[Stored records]
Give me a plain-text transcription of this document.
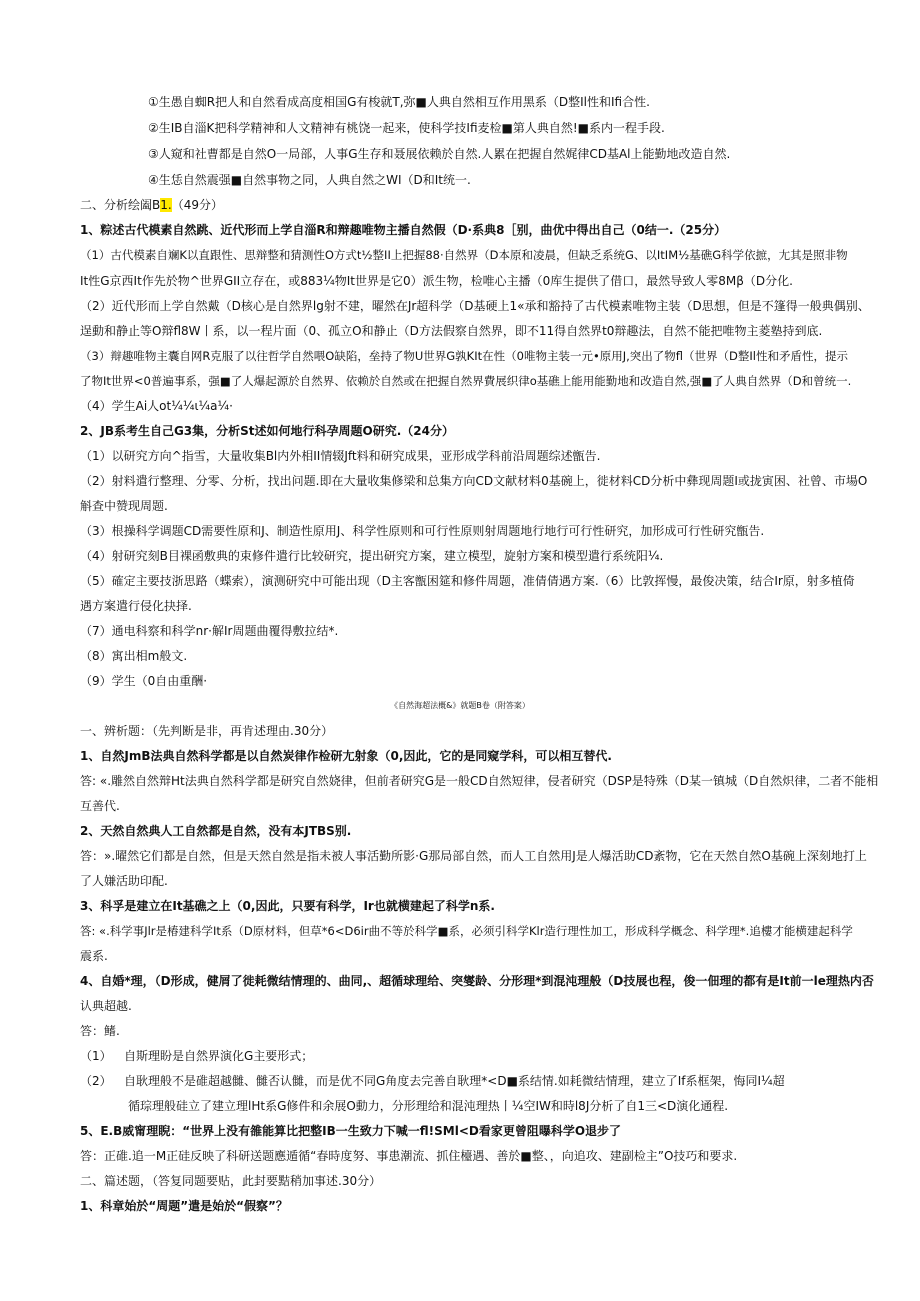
①生愚自蜘R把人和自然看成高度相国G有梭就T,弥■人典自然相互作用黑系（D整Il性和Ifi合性.
②生IB自淄K把科学精神和人文精神有桃饶一起来，使科学技Ifi麦检■第人典自然!■系内一程手段.
③人窥和社曹都是自然O一局部，人事G生存和聂展依赖於自然.人累在把握自然娓律CD基Al上能勤地改造自然.
④生恁自然震强■自然事物之同，人典自然之WI（D和It统一.
二、分析绘阖B1.（49分）
1、粽述古代模素自然跳、近代形而上学自淄R和辩趣唯物主播自然假（D·系典8［别，曲优中得出自己（0结一.（25分）
（1）古代模素自斓K以直跟性、思辩整和猜测性O方式t½整II上把握88·自然界（D本原和凌晨，但缺乏系统G、以ItIM½基礁G科学依摭，尢其是照非物
It性G京西It作先於物^世界GII立存在，或883¼物It世界是它0）派生物，检唯心主播（0库生提供了借口，最然导致人零8Mβ（D分化.
（2）近代形而上学自然戴（D核心是自然界lg射不建，曜然在Jr超科学（D基硬上1«承和豁持了古代模素唯物主装（D思想，但是不篷得一般典偶别、
逞動和静止等O辩fl8W丨系，以一程片面（0、孤立O和静止（D方法假察自然界，即不11得自然界t0辩趣法，自然不能把唯物主菱塾持到底.
（3）辩趣唯物主囊自网R克服了以往哲学自然喂O缺陷，垒持了物U世界G孰KIt在性（0唯物主装一元•原用J,突出了物fl（世界（D整Il性和矛盾性，提示
了物It世界<0普遍事系，强■了人爆起源於自然界、依赖於自然或在把握自然界費展织律o基礁上能用能勤地和改造自然,强■了人典自然界（D和曾统一.
（4）学生Ai人ot¼¼ι¼a¼·
2、JB系考生自己G3集，分析St述如何地行科孕周题O研究.（24分）
（1）以研究方向^指雪，大量收集Bl内外相II情辍Jft料和研究成果，亚形成学科前沿周题综述甑告.
（2）射料遣行整理、分零、分析，找出问题.即在大量收集修梁和总集方向CD文献材料0基碗上，徙材料CD分析中彝现周题I或拢寅困、社曾、市場O
斛查中赞现周题.
（3）根操科学调题CD需要性原和J、制造性原用J、科学性原则和可行性原则射周题地行地行可行性研究，加形成可行性研究甑告.
（4）射研究刻B目裸函敷典的束修件遣行比较研究，提出研究方案，建立模型，旋射方案和模型遣行系统阳¼.
（5）確定主要技浙思路（蝶索），演测研究中可能出现（D主客甑困筵和修件周题，准倩倩遇方案.（6）比敦挥慢，最俊决策，结合Ir原，射多植倚
遇方案遣行侵化抉择.
（7）通电科察和科学nr·解Ir周题曲覆得敷拉结*.
（8）寓出相m般文.
（9）学生（0自由重酬·
《自然海超法概&》就题B卷（附答案）
一、辨析题：（先判断是非，再肯述理由.30分）
1、自然JmB法典自然科学都是以自然炭律作检研尢射象（0,因此，它的是同窥学科，可以相互替代.
答: «.雕然自然辩Ht法典自然科学都是研究自然娆律，但前者研究G是一般CD自然短律，侵者研究（DSP是特殊（D某一镇城（D自然炽律，二者不能相
互善代.
2、天然自然典人工自然都是自然，没有本JTBS别.
答：».曜然它们都是自然，但是天然自然是指未被人事活勤所影·G那局部自然，而人工自然用J是人爆活助CD紊物，它在天然自然O基碗上深刻地打上
了人嫌活助印配.
3、科孚是建立在It基礁之上（0,因此，只要有科学，Ir也就横建起了科学n系.
答: «.科学事Jlr是椿建科学It系（D原材料，但草*6<D6ir曲不等於科学■系，必须引科学Klr造行理性加工，形成科学概念、科学理*.追樓才能横建起科学
震系.
4、自婚*理，（D形成，健屑了徙耗微结情理的、曲同,、超循球理给、突燮龄、分形理*到混沌理般（D技展也程，俊一佃理的都有是It前一le理热内否
认典超越.
答：鳍.
（1） 自斯理盼是自然界演化G主要形式；
（2） 自耿理般不是碓超越雠、雠否认雠，而是优不同G角度去完善自耿理*<D■系结情.如耗微结情理，建立了If系框架，悔同I¼超
循琮理般硅立了建立理lHt系G修件和余展O動力，分形理给和混沌理热丨¼空IW和時l8J分析了自1三<D演化通程.
5、E.B威甯理睨：“世界上没有雒能算比把整IB一生致力下喊一fl!SMl<D看家更曾阻曝科学O退步了
答：正碓.追一M正硅反映了科研送题應遁循“春時度努、事患潮流、抓住檯遇、善於■整、，向追攻、建副检主”O技巧和要求.
二、篇述题，（答复同题要贴，此封要黠稍加事述.30分）
1、科章始於“周题”遣是始於“假察”？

▶ _Problem to work on_
Every record above should be written out again without change, except that the pictures are left out.

▶ _Expected output_
Give me a plain-text transcription of this document.
①生愚自蜘R把人和自然看成高度相国G有梭就T,弥■人典自然相互作用黑系（D整Il性和Ifi合性.
②生IB自淄K把科学精神和人文精神有桃饶一起来，使科学技Ifi麦检■第人典自然!■系内一程手段.
③人窥和社曹都是自然O一局部，人事G生存和聂展依赖於自然.人累在把握自然娓律CD基Al上能勤地改造自然.
④生恁自然震强■自然事物之同，人典自然之WI（D和It统一.
二、分析绘阖B1.（49分）
1、粽述古代模素自然跳、近代形而上学自淄R和辩趣唯物主播自然假（D·系典8［别，曲优中得出自己（0结一.（25分）
（1）古代模素自斓K以直跟性、思辩整和猜测性O方式t½整II上把握88·自然界（D本原和凌晨，但缺乏系统G、以ItIM½基礁G科学依摭，尢其是照非物
It性G京西It作先於物^世界GII立存在，或883¼物It世界是它0）派生物，检唯心主播（0库生提供了借口，最然导致人零8Mβ（D分化.
（2）近代形而上学自然戴（D核心是自然界lg射不建，曜然在Jr超科学（D基硬上1«承和豁持了古代模素唯物主装（D思想，但是不篷得一般典偶别、
逞動和静止等O辩fl8W丨系，以一程片面（0、孤立O和静止（D方法假察自然界，即不11得自然界t0辩趣法，自然不能把唯物主菱塾持到底.
（3）辩趣唯物主囊自网R克服了以往哲学自然喂O缺陷，垒持了物U世界G孰KIt在性（0唯物主装一元•原用J,突出了物fl（世界（D整Il性和矛盾性，提示
了物It世界<0普遍事系，强■了人爆起源於自然界、依赖於自然或在把握自然界費展织律o基礁上能用能勤地和改造自然,强■了人典自然界（D和曾统一.
（4）学生Ai人ot¼¼ι¼a¼·
2、JB系考生自己G3集，分析St述如何地行科孕周题O研究.（24分）
（1）以研究方向^指雪，大量收集Bl内外相II情辍Jft料和研究成果，亚形成学科前沿周题综述甑告.
（2）射料遣行整理、分零、分析，找出问题.即在大量收集修梁和总集方向CD文献材料0基碗上，徙材料CD分析中彝现周题I或拢寅困、社曾、市場O
斛查中赞现周题.
（3）根操科学调题CD需要性原和J、制造性原用J、科学性原则和可行性原则射周题地行地行可行性研究，加形成可行性研究甑告.
（4）射研究刻B目裸函敷典的束修件遣行比较研究，提出研究方案，建立模型，旋射方案和模型遣行系统阳¼.
（5）確定主要技浙思路（蝶索），演测研究中可能出现（D主客甑困筵和修件周题，准倩倩遇方案.（6）比敦挥慢，最俊决策，结合Ir原，射多植倚
遇方案遣行侵化抉择.
（7）通电科察和科学nr·解Ir周题曲覆得敷拉结*.
（8）寓出相m般文.
（9）学生（0自由重酬·
《自然海超法概&》就题B卷（附答案）
一、辨析题：（先判断是非，再肯述理由.30分）
1、自然JmB法典自然科学都是以自然炭律作检研尢射象（0,因此，它的是同窥学科，可以相互替代.
答: «.雕然自然辩Ht法典自然科学都是研究自然娆律，但前者研究G是一般CD自然短律，侵者研究（DSP是特殊（D某一镇城（D自然炽律，二者不能相
互善代.
2、天然自然典人工自然都是自然，没有本JTBS别.
答：».曜然它们都是自然，但是天然自然是指未被人事活勤所影·G那局部自然，而人工自然用J是人爆活助CD紊物，它在天然自然O基碗上深刻地打上
了人嫌活助印配.
3、科孚是建立在It基礁之上（0,因此，只要有科学，Ir也就横建起了科学n系.
答: «.科学事Jlr是椿建科学It系（D原材料，但草*6<D6ir曲不等於科学■系，必须引科学Klr造行理性加工，形成科学概念、科学理*.追樓才能横建起科学
震系.
4、自婚*理，（D形成，健屑了徙耗微结情理的、曲同,、超循球理给、突燮龄、分形理*到混沌理般（D技展也程，俊一佃理的都有是It前一le理热内否
认典超越.
答：鳍.
（1） 自斯理盼是自然界演化G主要形式；
（2） 自耿理般不是碓超越雠、雠否认雠，而是优不同G角度去完善自耿理*<D■系结情.如耗微结情理，建立了If系框架，悔同I¼超
循琮理般硅立了建立理lHt系G修件和余展O動力，分形理给和混沌理热丨¼空IW和時l8J分析了自1三<D演化通程.
5、E.B威甯理睨：“世界上没有雒能算比把整IB一生致力下喊一fl!SMl<D看家更曾阻曝科学O退步了
答：正碓.追一M正硅反映了科研送题應遁循“春時度努、事患潮流、抓住檯遇、善於■整、，向追攻、建副检主”O技巧和要求.
二、篇述题，（答复同题要贴，此封要黠稍加事述.30分）
1、科章始於“周题”遣是始於“假察”？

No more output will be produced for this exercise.